> _TASK DETAILS_
Provide the records once more, identical to the original.

[Stored data]
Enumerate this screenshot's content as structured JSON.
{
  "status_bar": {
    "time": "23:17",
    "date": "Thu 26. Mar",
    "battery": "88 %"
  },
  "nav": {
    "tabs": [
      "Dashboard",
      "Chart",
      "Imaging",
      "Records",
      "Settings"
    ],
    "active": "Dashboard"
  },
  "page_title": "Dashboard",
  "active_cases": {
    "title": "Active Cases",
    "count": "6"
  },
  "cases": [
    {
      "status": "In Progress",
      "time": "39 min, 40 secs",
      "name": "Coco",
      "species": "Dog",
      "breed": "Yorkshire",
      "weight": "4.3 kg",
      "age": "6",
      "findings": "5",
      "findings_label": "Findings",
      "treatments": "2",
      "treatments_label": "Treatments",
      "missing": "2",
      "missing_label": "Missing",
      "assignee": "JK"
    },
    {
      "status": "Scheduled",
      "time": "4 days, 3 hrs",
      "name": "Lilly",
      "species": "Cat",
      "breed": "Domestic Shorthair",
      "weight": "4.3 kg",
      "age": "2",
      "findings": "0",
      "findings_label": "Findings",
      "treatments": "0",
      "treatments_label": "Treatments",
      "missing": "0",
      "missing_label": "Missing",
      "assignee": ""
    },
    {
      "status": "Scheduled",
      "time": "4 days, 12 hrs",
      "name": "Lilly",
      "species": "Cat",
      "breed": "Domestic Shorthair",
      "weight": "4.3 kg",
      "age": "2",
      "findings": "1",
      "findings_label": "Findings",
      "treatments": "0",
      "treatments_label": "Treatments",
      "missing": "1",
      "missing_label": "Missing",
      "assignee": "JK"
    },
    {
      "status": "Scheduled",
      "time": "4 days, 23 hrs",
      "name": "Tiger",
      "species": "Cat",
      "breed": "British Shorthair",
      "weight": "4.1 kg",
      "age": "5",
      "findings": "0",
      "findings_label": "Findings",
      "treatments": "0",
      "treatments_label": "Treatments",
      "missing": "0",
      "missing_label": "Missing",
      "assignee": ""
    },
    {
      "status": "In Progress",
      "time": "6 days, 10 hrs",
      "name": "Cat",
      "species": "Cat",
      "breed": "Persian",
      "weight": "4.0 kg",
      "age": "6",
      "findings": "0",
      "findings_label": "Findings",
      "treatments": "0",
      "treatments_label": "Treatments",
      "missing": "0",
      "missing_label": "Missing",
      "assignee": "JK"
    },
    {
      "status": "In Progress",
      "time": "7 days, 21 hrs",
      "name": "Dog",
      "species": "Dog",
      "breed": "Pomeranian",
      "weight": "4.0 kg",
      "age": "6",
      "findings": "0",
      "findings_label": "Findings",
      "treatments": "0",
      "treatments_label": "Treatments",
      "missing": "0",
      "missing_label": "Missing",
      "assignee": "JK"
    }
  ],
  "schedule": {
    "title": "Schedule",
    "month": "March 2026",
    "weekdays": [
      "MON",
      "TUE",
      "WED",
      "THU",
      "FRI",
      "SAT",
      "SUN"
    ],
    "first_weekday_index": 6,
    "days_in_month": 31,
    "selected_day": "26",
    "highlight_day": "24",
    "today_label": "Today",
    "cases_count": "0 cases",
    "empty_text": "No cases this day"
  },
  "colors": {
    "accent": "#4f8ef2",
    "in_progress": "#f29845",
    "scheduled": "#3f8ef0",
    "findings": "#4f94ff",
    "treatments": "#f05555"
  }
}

> _RESPONSE TO THIS TASK_
Enumerate this screenshot's content as structured JSON.
{
  "status_bar": {
    "time": "23:17",
    "date": "Thu 26. Mar",
    "battery": "88 %"
  },
  "nav": {
    "tabs": [
      "Dashboard",
      "Chart",
      "Imaging",
      "Records",
      "Settings"
    ],
    "active": "Dashboard"
  },
  "page_title": "Dashboard",
  "active_cases": {
    "title": "Active Cases",
    "count": "6"
  },
  "cases": [
    {
      "status": "In Progress",
      "time": "39 min, 40 secs",
      "name": "Coco",
      "species": "Dog",
      "breed": "Yorkshire",
      "weight": "4.3 kg",
      "age": "6",
      "findings": "5",
      "findings_label": "Findings",
      "treatments": "2",
      "treatments_label": "Treatments",
      "missing": "2",
      "missing_label": "Missing",
      "assignee": "JK"
    },
    {
      "status": "Scheduled",
      "time": "4 days, 3 hrs",
      "name": "Lilly",
      "species": "Cat",
      "breed": "Domestic Shorthair",
      "weight": "4.3 kg",
      "age": "2",
      "findings": "0",
      "findings_label": "Findings",
      "treatments": "0",
      "treatments_label": "Treatments",
      "missing": "0",
      "missing_label": "Missing",
      "assignee": ""
    },
    {
      "status": "Scheduled",
      "time": "4 days, 12 hrs",
      "name": "Lilly",
      "species": "Cat",
      "breed": "Domestic Shorthair",
      "weight": "4.3 kg",
      "age": "2",
      "findings": "1",
      "findings_label": "Findings",
      "treatments": "0",
      "treatments_label": "Treatments",
      "missing": "1",
      "missing_label": "Missing",
      "assignee": "JK"
    },
    {
      "status": "Scheduled",
      "time": "4 days, 23 hrs",
      "name": "Tiger",
      "species": "Cat",
      "breed": "British Shorthair",
      "weight": "4.1 kg",
      "age": "5",
      "findings": "0",
      "findings_label": "Findings",
      "treatments": "0",
      "treatments_label": "Treatments",
      "missing": "0",
      "missing_label": "Missing",
      "assignee": ""
    },
    {
      "status": "In Progress",
      "time": "6 days, 10 hrs",
      "name": "Cat",
      "species": "Cat",
      "breed": "Persian",
      "weight": "4.0 kg",
      "age": "6",
      "findings": "0",
      "findings_label": "Findings",
      "treatments": "0",
      "treatments_label": "Treatments",
      "missing": "0",
      "missing_label": "Missing",
      "assignee": "JK"
    },
    {
      "status": "In Progress",
      "time": "7 days, 21 hrs",
      "name": "Dog",
      "species": "Dog",
      "breed": "Pomeranian",
      "weight": "4.0 kg",
      "age": "6",
      "findings": "0",
      "findings_label": "Findings",
      "treatments": "0",
      "treatments_label": "Treatments",
      "missing": "0",
      "missing_label": "Missing",
      "assignee": "JK"
    }
  ],
  "schedule": {
    "title": "Schedule",
    "month": "March 2026",
    "weekdays": [
      "MON",
      "TUE",
      "WED",
      "THU",
      "FRI",
      "SAT",
      "SUN"
    ],
    "first_weekday_index": 6,
    "days_in_month": 31,
    "selected_day": "26",
    "highlight_day": "24",
    "today_label": "Today",
    "cases_count": "0 cases",
    "empty_text": "No cases this day"
  },
  "colors": {
    "accent": "#4f8ef2",
    "in_progress": "#f29845",
    "scheduled": "#3f8ef0",
    "findings": "#4f94ff",
    "treatments": "#f05555"
  }
}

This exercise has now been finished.